** Begin Stored rows **

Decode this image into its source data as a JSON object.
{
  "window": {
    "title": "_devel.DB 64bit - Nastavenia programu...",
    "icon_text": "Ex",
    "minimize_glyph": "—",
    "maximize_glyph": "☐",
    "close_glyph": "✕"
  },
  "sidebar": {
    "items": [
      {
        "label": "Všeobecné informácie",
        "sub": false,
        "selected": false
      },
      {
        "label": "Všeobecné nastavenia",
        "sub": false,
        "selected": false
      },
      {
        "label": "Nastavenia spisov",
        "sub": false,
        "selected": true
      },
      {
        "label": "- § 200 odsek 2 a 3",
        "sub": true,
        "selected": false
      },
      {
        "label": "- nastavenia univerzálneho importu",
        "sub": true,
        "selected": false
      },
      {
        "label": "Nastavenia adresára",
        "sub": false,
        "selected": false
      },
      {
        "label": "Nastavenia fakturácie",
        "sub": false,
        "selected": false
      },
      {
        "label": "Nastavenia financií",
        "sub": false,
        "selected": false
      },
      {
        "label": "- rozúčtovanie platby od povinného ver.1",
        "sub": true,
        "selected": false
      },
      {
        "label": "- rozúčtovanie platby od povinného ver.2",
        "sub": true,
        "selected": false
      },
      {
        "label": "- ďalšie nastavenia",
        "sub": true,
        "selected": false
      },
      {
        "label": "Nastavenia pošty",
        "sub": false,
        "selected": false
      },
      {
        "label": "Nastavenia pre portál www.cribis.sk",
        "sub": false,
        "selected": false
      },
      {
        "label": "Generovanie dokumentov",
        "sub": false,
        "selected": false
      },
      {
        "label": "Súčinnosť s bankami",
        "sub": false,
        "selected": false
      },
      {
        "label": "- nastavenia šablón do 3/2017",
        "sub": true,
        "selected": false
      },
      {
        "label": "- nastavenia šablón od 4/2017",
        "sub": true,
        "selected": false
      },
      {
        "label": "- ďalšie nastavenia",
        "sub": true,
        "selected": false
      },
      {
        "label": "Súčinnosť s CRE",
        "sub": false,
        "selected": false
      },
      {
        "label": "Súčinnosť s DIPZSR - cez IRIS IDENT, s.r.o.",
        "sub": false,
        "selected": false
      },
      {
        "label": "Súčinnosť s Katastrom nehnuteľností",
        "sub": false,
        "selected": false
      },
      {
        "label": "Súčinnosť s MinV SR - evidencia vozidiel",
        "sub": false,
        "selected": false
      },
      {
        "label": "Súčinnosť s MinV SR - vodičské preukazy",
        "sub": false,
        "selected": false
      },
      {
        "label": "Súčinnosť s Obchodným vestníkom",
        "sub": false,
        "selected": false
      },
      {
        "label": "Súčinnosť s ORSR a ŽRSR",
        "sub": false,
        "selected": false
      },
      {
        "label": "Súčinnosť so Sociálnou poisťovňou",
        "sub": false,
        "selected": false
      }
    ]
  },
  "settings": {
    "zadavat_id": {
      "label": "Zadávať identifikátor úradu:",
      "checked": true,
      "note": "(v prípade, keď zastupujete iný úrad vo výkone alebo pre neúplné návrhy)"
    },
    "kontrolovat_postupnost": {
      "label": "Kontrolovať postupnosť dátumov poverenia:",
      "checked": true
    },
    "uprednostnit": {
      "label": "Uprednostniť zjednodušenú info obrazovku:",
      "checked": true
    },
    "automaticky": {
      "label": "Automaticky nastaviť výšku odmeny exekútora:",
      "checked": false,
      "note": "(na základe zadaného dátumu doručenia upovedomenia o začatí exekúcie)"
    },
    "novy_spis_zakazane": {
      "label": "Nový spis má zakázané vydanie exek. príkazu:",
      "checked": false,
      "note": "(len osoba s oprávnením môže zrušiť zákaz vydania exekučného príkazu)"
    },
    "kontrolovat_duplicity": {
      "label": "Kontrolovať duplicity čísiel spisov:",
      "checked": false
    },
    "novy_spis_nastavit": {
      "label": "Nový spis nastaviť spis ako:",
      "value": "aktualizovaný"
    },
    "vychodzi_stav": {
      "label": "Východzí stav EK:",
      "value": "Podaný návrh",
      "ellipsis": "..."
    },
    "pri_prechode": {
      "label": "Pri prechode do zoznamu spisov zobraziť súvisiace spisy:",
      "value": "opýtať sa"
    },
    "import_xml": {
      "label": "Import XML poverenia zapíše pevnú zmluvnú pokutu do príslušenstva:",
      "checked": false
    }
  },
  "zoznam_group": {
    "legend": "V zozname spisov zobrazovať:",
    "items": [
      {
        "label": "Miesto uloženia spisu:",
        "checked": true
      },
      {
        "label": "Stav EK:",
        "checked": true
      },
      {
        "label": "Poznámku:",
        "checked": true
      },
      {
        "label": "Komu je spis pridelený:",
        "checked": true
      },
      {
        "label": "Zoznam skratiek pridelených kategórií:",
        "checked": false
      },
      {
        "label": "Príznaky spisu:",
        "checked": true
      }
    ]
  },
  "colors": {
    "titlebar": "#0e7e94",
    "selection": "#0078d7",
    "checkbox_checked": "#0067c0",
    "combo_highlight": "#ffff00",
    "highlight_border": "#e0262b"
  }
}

** End Stored rows **

## Exercise instructions:
Each entry is to be returned in full, character for character.

## The solution:
Decode this image into its source data as a JSON object.
{
  "window": {
    "title": "_devel.DB 64bit - Nastavenia programu...",
    "icon_text": "Ex",
    "minimize_glyph": "—",
    "maximize_glyph": "☐",
    "close_glyph": "✕"
  },
  "sidebar": {
    "items": [
      {
        "label": "Všeobecné informácie",
        "sub": false,
        "selected": false
      },
      {
        "label": "Všeobecné nastavenia",
        "sub": false,
        "selected": false
      },
      {
        "label": "Nastavenia spisov",
        "sub": false,
        "selected": true
      },
      {
        "label": "- § 200 odsek 2 a 3",
        "sub": true,
        "selected": false
      },
      {
        "label": "- nastavenia univerzálneho importu",
        "sub": true,
        "selected": false
      },
      {
        "label": "Nastavenia adresára",
        "sub": false,
        "selected": false
      },
      {
        "label": "Nastavenia fakturácie",
        "sub": false,
        "selected": false
      },
      {
        "label": "Nastavenia financií",
        "sub": false,
        "selected": false
      },
      {
        "label": "- rozúčtovanie platby od povinného ver.1",
        "sub": true,
        "selected": false
      },
      {
        "label": "- rozúčtovanie platby od povinného ver.2",
        "sub": true,
        "selected": false
      },
      {
        "label": "- ďalšie nastavenia",
        "sub": true,
        "selected": false
      },
      {
        "label": "Nastavenia pošty",
        "sub": false,
        "selected": false
      },
      {
        "label": "Nastavenia pre portál www.cribis.sk",
        "sub": false,
        "selected": false
      },
      {
        "label": "Generovanie dokumentov",
        "sub": false,
        "selected": false
      },
      {
        "label": "Súčinnosť s bankami",
        "sub": false,
        "selected": false
      },
      {
        "label": "- nastavenia šablón do 3/2017",
        "sub": true,
        "selected": false
      },
      {
        "label": "- nastavenia šablón od 4/2017",
        "sub": true,
        "selected": false
      },
      {
        "label": "- ďalšie nastavenia",
        "sub": true,
        "selected": false
      },
      {
        "label": "Súčinnosť s CRE",
        "sub": false,
        "selected": false
      },
      {
        "label": "Súčinnosť s DIPZSR - cez IRIS IDENT, s.r.o.",
        "sub": false,
        "selected": false
      },
      {
        "label": "Súčinnosť s Katastrom nehnuteľností",
        "sub": false,
        "selected": false
      },
      {
        "label": "Súčinnosť s MinV SR - evidencia vozidiel",
        "sub": false,
        "selected": false
      },
      {
        "label": "Súčinnosť s MinV SR - vodičské preukazy",
        "sub": false,
        "selected": false
      },
      {
        "label": "Súčinnosť s Obchodným vestníkom",
        "sub": false,
        "selected": false
      },
      {
        "label": "Súčinnosť s ORSR a ŽRSR",
        "sub": false,
        "selected": false
      },
      {
        "label": "Súčinnosť so Sociálnou poisťovňou",
        "sub": false,
        "selected": false
      }
    ]
  },
  "settings": {
    "zadavat_id": {
      "label": "Zadávať identifikátor úradu:",
      "checked": true,
      "note": "(v prípade, keď zastupujete iný úrad vo výkone alebo pre neúplné návrhy)"
    },
    "kontrolovat_postupnost": {
      "label": "Kontrolovať postupnosť dátumov poverenia:",
      "checked": true
    },
    "uprednostnit": {
      "label": "Uprednostniť zjednodušenú info obrazovku:",
      "checked": true
    },
    "automaticky": {
      "label": "Automaticky nastaviť výšku odmeny exekútora:",
      "checked": false,
      "note": "(na základe zadaného dátumu doručenia upovedomenia o začatí exekúcie)"
    },
    "novy_spis_zakazane": {
      "label": "Nový spis má zakázané vydanie exek. príkazu:",
      "checked": false,
      "note": "(len osoba s oprávnením môže zrušiť zákaz vydania exekučného príkazu)"
    },
    "kontrolovat_duplicity": {
      "label": "Kontrolovať duplicity čísiel spisov:",
      "checked": false
    },
    "novy_spis_nastavit": {
      "label": "Nový spis nastaviť spis ako:",
      "value": "aktualizovaný"
    },
    "vychodzi_stav": {
      "label": "Východzí stav EK:",
      "value": "Podaný návrh",
      "ellipsis": "..."
    },
    "pri_prechode": {
      "label": "Pri prechode do zoznamu spisov zobraziť súvisiace spisy:",
      "value": "opýtať sa"
    },
    "import_xml": {
      "label": "Import XML poverenia zapíše pevnú zmluvnú pokutu do príslušenstva:",
      "checked": false
    }
  },
  "zoznam_group": {
    "legend": "V zozname spisov zobrazovať:",
    "items": [
      {
        "label": "Miesto uloženia spisu:",
        "checked": true
      },
      {
        "label": "Stav EK:",
        "checked": true
      },
      {
        "label": "Poznámku:",
        "checked": true
      },
      {
        "label": "Komu je spis pridelený:",
        "checked": true
      },
      {
        "label": "Zoznam skratiek pridelených kategórií:",
        "checked": false
      },
      {
        "label": "Príznaky spisu:",
        "checked": true
      }
    ]
  },
  "colors": {
    "titlebar": "#0e7e94",
    "selection": "#0078d7",
    "checkbox_checked": "#0067c0",
    "combo_highlight": "#ffff00",
    "highlight_border": "#e0262b"
  }
}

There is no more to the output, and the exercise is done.